→ **WHAT YOU HAVE TO DO**
Your task is to locate every line holding the string "portant" and to copy each of them.

(Dataset items)
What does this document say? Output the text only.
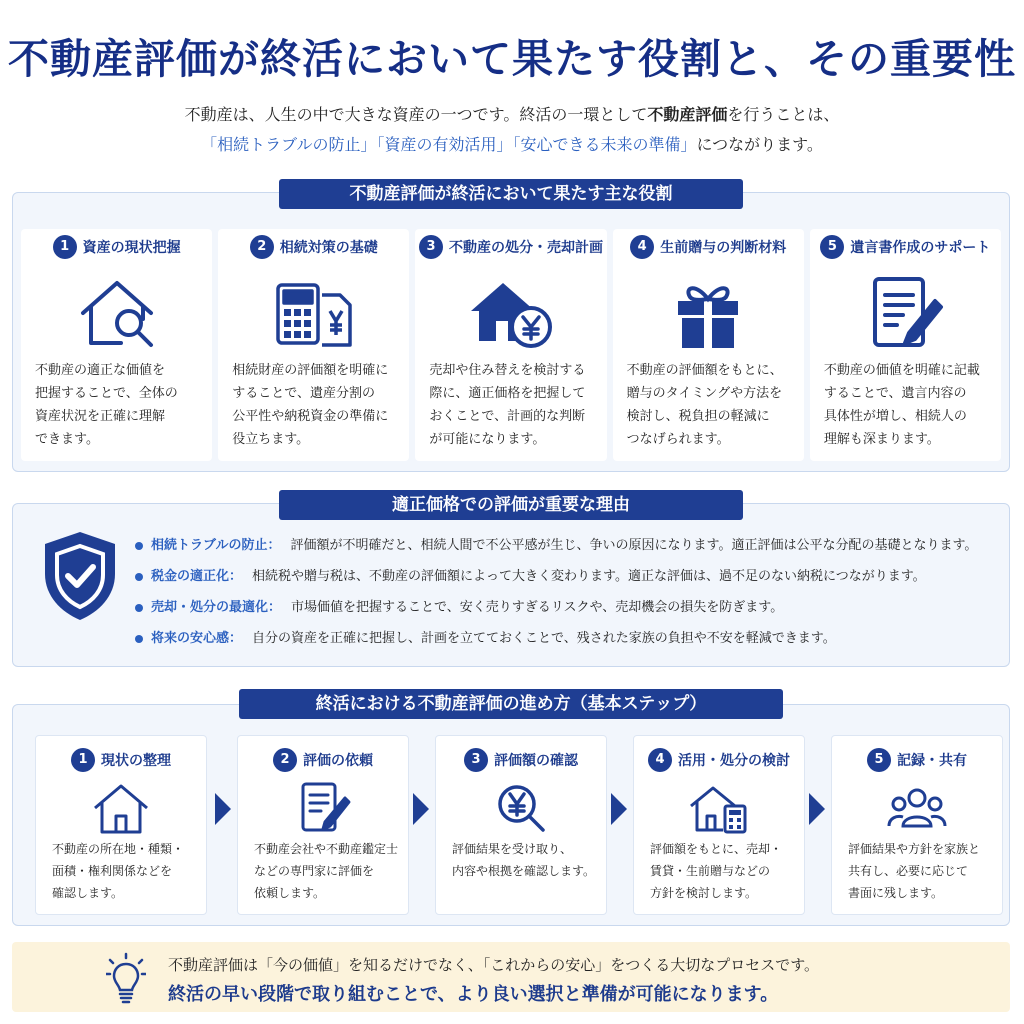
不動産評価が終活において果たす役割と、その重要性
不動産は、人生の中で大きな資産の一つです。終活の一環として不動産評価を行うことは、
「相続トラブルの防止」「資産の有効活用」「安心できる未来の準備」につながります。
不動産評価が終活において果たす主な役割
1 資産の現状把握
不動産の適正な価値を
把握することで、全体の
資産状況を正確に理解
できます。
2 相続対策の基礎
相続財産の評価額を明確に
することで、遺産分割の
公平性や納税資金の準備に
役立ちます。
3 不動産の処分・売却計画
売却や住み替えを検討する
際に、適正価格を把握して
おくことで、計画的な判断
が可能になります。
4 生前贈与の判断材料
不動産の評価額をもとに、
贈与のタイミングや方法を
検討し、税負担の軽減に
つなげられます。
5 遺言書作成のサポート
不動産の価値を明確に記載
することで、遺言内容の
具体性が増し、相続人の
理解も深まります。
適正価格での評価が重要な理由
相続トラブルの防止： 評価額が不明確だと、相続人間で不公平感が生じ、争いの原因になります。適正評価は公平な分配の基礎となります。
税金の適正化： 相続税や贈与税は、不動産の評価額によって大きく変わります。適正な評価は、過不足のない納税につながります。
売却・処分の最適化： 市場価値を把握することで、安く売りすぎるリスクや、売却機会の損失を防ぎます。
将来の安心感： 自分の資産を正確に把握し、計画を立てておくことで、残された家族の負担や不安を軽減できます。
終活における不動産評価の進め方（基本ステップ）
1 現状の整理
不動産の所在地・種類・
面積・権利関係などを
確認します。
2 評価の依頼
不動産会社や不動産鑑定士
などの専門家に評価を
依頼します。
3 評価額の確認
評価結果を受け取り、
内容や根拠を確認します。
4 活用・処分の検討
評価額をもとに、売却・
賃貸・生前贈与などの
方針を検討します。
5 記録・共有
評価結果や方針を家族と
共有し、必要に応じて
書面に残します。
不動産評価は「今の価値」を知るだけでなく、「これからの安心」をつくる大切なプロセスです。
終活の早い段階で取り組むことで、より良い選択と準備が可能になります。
* * *
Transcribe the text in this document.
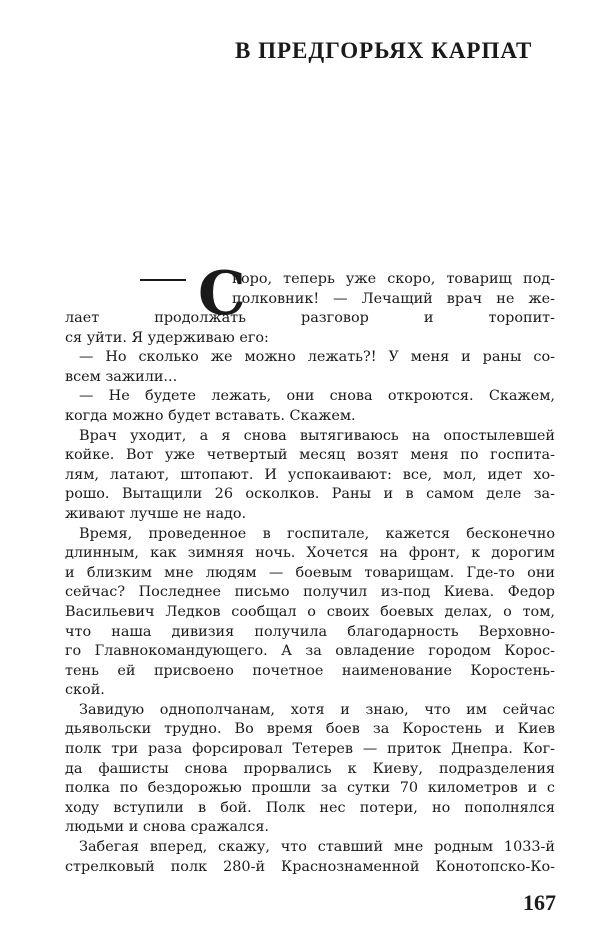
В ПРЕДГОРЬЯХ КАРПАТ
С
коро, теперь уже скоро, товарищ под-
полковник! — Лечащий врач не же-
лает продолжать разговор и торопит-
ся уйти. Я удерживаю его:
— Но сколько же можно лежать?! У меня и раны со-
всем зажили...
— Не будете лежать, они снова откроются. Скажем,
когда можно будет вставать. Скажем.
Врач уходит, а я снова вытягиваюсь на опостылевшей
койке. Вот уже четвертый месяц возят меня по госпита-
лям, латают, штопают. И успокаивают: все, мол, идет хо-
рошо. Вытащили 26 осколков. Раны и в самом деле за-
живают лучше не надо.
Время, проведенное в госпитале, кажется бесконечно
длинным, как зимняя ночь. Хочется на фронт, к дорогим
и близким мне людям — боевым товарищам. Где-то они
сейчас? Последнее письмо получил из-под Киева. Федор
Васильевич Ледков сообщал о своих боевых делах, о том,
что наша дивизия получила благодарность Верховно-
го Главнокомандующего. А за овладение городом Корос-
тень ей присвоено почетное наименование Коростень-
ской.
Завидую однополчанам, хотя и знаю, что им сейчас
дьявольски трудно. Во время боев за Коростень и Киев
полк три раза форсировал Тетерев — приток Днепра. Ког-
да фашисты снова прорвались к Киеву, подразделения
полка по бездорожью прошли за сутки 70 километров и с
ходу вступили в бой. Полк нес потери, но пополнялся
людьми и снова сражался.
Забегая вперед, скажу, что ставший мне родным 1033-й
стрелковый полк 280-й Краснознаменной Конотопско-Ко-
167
* * *
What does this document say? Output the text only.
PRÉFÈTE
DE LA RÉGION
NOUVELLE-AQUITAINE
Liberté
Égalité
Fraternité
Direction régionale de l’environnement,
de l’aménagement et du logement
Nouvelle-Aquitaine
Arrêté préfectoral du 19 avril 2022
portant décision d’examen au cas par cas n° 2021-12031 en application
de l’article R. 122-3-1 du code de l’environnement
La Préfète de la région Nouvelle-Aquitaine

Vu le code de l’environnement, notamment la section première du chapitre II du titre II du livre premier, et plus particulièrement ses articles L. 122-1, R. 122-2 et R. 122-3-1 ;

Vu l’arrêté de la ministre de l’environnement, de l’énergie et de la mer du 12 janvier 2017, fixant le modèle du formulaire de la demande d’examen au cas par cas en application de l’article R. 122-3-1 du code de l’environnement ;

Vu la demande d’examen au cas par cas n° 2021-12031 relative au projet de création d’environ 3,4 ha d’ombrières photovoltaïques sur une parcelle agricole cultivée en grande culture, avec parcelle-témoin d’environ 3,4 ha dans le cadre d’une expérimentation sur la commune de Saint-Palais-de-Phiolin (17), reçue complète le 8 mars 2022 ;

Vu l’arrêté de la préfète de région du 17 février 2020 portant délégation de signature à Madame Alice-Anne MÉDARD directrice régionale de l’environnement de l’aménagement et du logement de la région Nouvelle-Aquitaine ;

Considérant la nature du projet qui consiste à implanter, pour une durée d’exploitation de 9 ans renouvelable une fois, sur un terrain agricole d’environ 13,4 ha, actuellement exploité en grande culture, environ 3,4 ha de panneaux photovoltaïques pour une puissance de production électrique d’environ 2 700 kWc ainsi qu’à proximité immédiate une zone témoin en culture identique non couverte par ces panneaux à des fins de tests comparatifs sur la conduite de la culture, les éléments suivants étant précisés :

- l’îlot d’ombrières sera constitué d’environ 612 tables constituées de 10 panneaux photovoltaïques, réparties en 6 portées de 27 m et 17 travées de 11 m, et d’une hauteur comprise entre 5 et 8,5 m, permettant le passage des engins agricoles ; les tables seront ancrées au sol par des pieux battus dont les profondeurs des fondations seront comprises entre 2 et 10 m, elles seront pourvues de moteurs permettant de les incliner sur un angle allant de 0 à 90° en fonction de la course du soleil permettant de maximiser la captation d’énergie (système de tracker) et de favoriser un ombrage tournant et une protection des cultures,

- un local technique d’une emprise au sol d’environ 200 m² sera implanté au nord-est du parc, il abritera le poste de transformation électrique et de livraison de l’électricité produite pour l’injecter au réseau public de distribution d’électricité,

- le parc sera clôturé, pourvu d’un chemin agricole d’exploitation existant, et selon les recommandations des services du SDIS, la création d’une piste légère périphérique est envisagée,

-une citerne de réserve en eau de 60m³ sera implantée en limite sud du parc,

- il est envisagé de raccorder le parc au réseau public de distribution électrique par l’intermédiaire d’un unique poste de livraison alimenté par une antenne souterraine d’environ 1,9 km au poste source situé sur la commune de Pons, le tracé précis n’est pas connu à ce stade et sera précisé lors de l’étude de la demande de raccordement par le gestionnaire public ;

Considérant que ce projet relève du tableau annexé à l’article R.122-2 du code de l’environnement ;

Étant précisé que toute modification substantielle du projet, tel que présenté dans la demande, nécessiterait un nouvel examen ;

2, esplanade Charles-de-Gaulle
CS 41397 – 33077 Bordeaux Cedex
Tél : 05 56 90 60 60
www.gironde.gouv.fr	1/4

→ **SOLVED PROBLEM**
portant décision d’examen au cas par cas n° 2021-12031 en application
Vu l’arrêté de la préfète de région du 17 février 2020 portant délégation de signature à Madame Alice-Anne MÉDARD directrice régionale de l’environnement de l’aménagement et du logement de la région Nouvelle-Aquitaine ;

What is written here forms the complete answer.